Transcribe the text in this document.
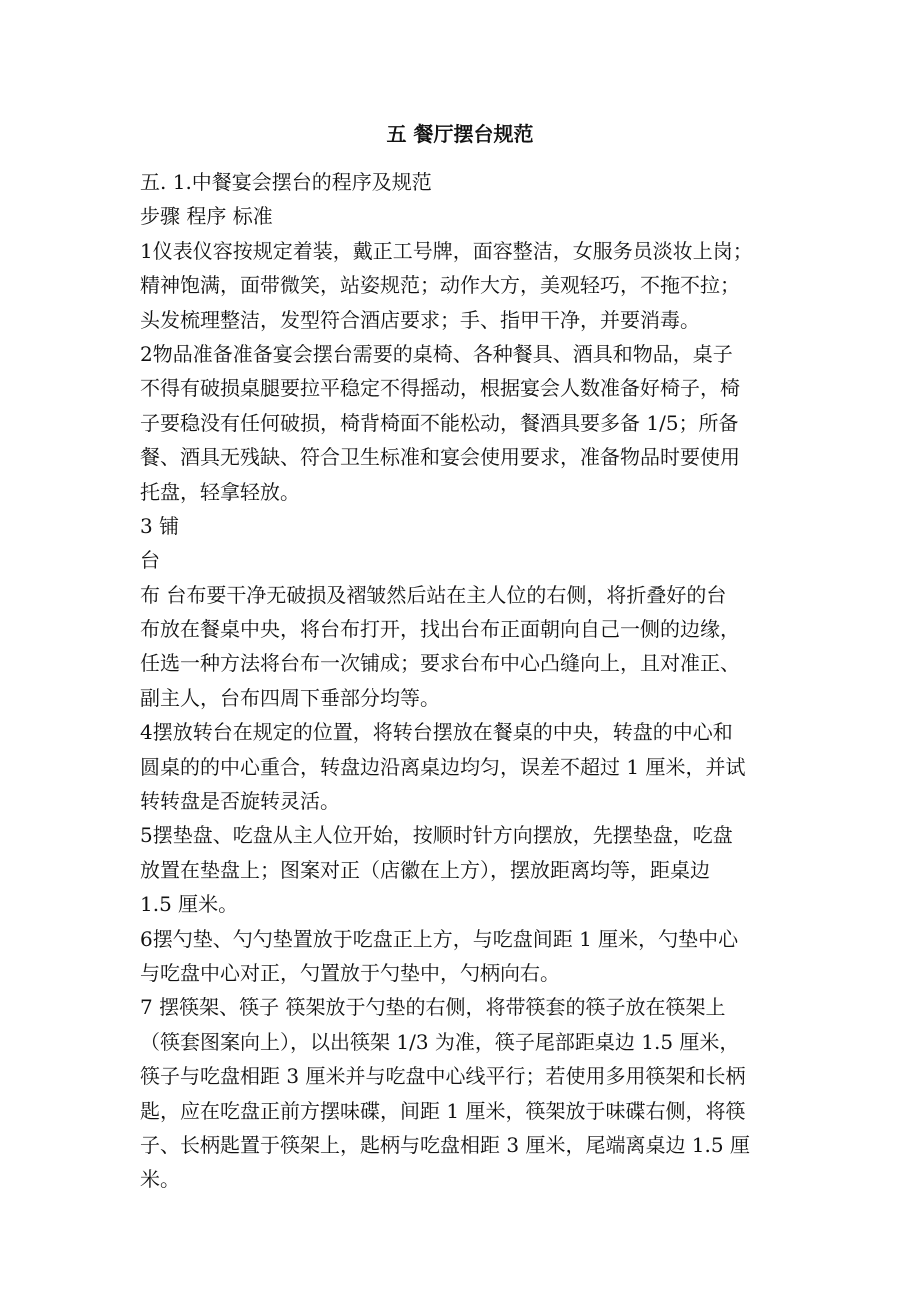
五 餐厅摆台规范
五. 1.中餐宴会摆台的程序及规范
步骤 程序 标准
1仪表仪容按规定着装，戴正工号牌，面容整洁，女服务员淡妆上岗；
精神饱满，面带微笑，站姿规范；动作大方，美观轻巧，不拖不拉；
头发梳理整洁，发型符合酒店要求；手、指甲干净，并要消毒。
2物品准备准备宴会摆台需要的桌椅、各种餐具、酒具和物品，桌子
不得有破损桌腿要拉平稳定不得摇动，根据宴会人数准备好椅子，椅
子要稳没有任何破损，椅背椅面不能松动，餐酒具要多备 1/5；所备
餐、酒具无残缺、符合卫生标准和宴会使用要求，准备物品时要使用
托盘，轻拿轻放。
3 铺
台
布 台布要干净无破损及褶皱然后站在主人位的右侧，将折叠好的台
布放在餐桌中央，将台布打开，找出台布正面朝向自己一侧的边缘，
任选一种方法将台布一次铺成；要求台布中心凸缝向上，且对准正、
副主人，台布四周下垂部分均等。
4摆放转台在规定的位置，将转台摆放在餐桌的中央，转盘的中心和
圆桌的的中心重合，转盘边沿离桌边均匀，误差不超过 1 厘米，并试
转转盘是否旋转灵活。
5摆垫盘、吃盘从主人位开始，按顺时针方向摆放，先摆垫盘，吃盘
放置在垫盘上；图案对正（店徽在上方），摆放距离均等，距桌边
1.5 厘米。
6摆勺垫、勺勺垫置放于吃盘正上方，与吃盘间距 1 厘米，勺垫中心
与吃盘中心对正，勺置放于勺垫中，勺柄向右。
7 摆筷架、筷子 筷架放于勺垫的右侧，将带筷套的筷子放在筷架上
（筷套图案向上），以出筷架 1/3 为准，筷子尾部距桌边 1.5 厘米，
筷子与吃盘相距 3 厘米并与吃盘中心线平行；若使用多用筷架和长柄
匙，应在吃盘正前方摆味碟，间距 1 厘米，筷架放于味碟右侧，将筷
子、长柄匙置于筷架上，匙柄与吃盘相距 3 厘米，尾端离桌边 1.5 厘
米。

* * *

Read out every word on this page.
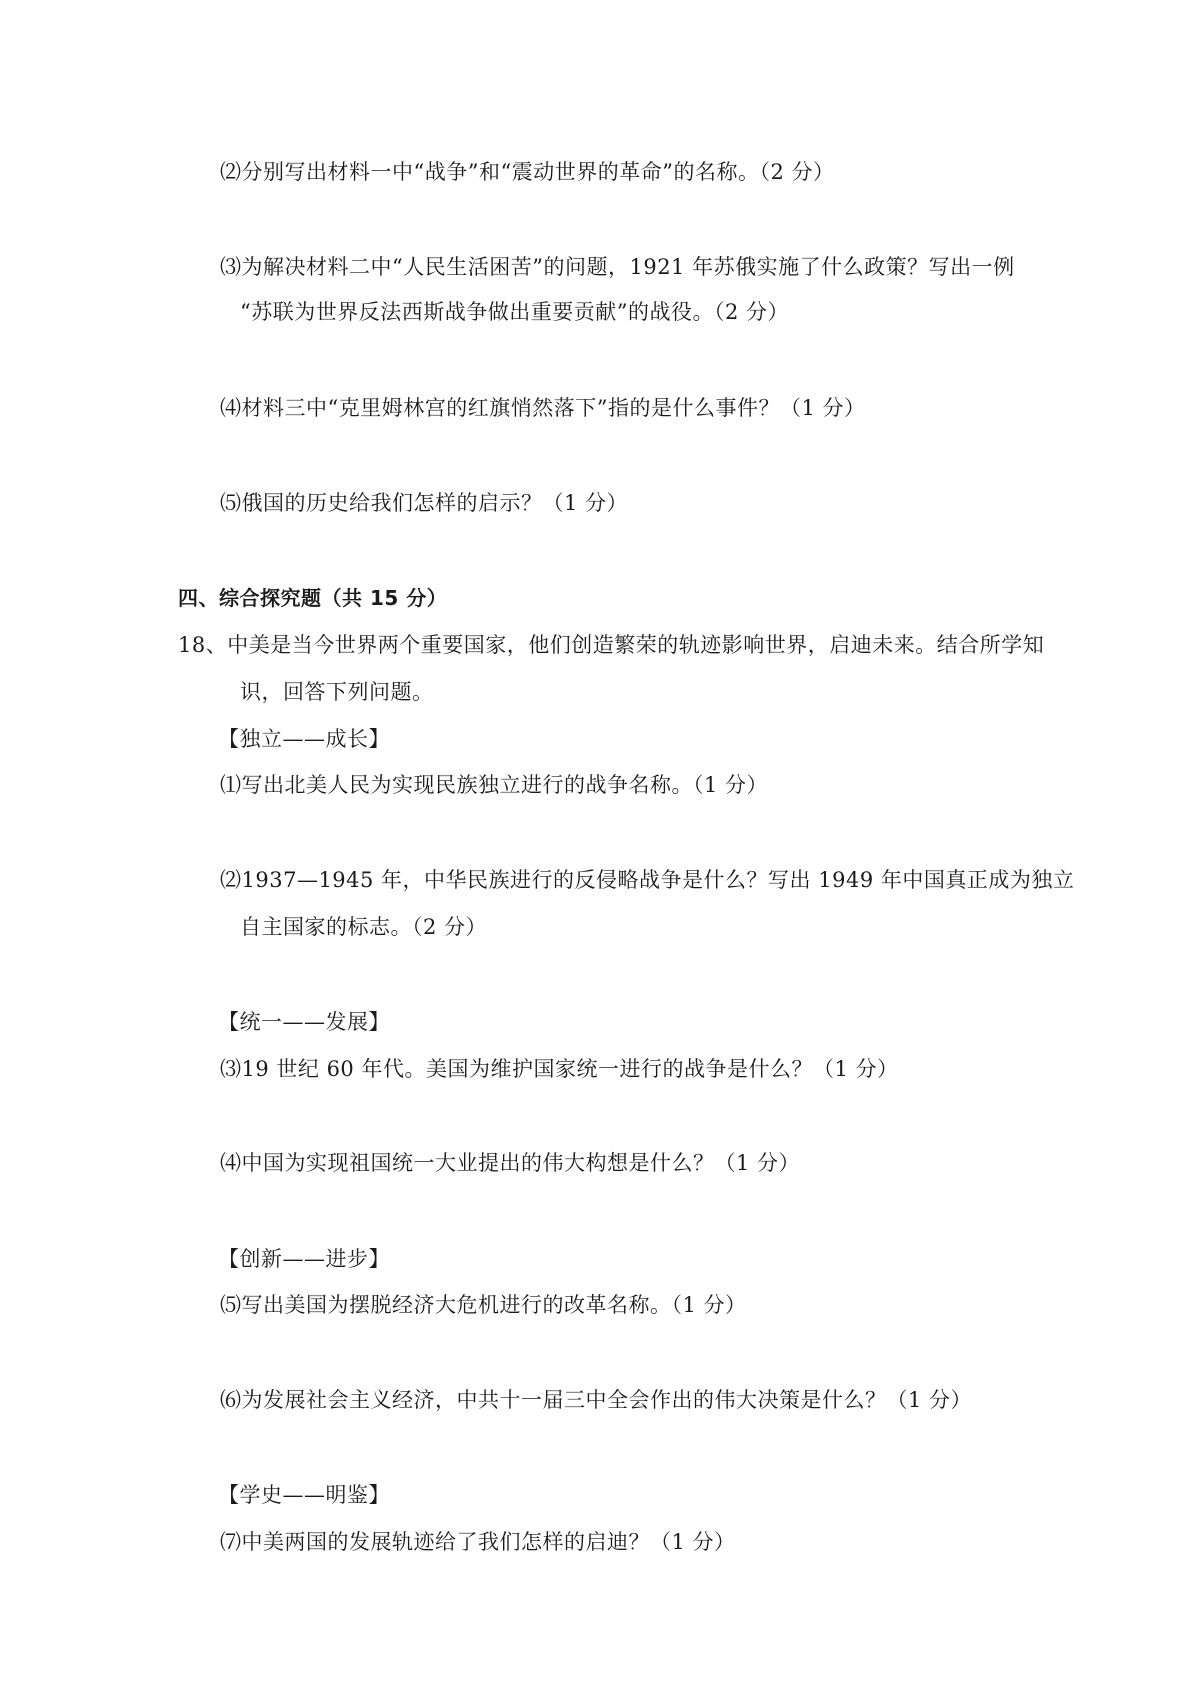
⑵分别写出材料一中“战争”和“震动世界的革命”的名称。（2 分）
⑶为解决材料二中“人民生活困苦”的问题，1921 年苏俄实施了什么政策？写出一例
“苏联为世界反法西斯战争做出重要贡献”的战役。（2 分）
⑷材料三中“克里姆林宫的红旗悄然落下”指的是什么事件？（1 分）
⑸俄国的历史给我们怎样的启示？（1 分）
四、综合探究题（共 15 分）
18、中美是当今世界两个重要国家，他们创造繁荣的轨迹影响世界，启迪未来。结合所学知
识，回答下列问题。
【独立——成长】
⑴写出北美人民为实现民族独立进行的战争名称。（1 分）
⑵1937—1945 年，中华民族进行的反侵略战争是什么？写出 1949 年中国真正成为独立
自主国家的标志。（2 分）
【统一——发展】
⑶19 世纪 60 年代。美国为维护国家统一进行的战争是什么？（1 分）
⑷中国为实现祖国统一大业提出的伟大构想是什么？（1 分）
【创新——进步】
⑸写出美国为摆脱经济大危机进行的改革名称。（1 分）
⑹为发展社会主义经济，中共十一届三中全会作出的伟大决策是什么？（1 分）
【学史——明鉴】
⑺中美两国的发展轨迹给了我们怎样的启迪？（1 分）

● WORK INSTRUCTIONS: Filter the entries above down to the lines containing the word "this".

● COMPLETED TASK:
Transcribe the text in this document.
Read out every word on this page.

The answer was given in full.